- THE PROBLEM:
Repeat the whole of the data, keeping every detail the same.

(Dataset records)
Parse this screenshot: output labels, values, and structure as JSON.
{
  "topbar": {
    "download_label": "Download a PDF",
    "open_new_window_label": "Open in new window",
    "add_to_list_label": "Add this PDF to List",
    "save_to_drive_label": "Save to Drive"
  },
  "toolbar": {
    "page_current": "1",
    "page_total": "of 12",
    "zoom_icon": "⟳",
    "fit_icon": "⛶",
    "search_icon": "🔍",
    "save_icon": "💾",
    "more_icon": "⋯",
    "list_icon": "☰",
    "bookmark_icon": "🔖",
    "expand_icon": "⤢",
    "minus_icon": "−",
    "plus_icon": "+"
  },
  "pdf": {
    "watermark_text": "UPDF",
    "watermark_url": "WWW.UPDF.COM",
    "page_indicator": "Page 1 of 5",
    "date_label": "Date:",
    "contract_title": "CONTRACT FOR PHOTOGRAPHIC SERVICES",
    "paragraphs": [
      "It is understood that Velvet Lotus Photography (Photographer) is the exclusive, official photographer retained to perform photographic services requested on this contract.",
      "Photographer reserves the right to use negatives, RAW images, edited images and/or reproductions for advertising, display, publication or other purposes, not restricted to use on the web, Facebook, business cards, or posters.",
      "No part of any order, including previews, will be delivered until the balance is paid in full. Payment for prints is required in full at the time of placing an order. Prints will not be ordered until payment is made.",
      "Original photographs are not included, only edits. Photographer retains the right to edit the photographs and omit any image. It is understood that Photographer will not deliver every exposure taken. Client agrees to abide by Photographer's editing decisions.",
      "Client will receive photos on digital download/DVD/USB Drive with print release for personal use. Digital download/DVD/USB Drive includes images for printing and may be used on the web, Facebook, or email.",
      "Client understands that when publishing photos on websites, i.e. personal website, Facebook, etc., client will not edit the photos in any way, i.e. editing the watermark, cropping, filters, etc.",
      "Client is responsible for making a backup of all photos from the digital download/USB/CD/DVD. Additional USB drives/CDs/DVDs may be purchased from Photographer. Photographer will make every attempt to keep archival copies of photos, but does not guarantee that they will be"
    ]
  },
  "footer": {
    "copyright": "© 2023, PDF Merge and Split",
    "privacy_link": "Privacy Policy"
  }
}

- RESULT FOR THIS TASK:
Parse this screenshot: output labels, values, and structure as JSON.
{
  "topbar": {
    "download_label": "Download a PDF",
    "open_new_window_label": "Open in new window",
    "add_to_list_label": "Add this PDF to List",
    "save_to_drive_label": "Save to Drive"
  },
  "toolbar": {
    "page_current": "1",
    "page_total": "of 12",
    "zoom_icon": "⟳",
    "fit_icon": "⛶",
    "search_icon": "🔍",
    "save_icon": "💾",
    "more_icon": "⋯",
    "list_icon": "☰",
    "bookmark_icon": "🔖",
    "expand_icon": "⤢",
    "minus_icon": "−",
    "plus_icon": "+"
  },
  "pdf": {
    "watermark_text": "UPDF",
    "watermark_url": "WWW.UPDF.COM",
    "page_indicator": "Page 1 of 5",
    "date_label": "Date:",
    "contract_title": "CONTRACT FOR PHOTOGRAPHIC SERVICES",
    "paragraphs": [
      "It is understood that Velvet Lotus Photography (Photographer) is the exclusive, official photographer retained to perform photographic services requested on this contract.",
      "Photographer reserves the right to use negatives, RAW images, edited images and/or reproductions for advertising, display, publication or other purposes, not restricted to use on the web, Facebook, business cards, or posters.",
      "No part of any order, including previews, will be delivered until the balance is paid in full. Payment for prints is required in full at the time of placing an order. Prints will not be ordered until payment is made.",
      "Original photographs are not included, only edits. Photographer retains the right to edit the photographs and omit any image. It is understood that Photographer will not deliver every exposure taken. Client agrees to abide by Photographer's editing decisions.",
      "Client will receive photos on digital download/DVD/USB Drive with print release for personal use. Digital download/DVD/USB Drive includes images for printing and may be used on the web, Facebook, or email.",
      "Client understands that when publishing photos on websites, i.e. personal website, Facebook, etc., client will not edit the photos in any way, i.e. editing the watermark, cropping, filters, etc.",
      "Client is responsible for making a backup of all photos from the digital download/USB/CD/DVD. Additional USB drives/CDs/DVDs may be purchased from Photographer. Photographer will make every attempt to keep archival copies of photos, but does not guarantee that they will be"
    ]
  },
  "footer": {
    "copyright": "© 2023, PDF Merge and Split",
    "privacy_link": "Privacy Policy"
  }
}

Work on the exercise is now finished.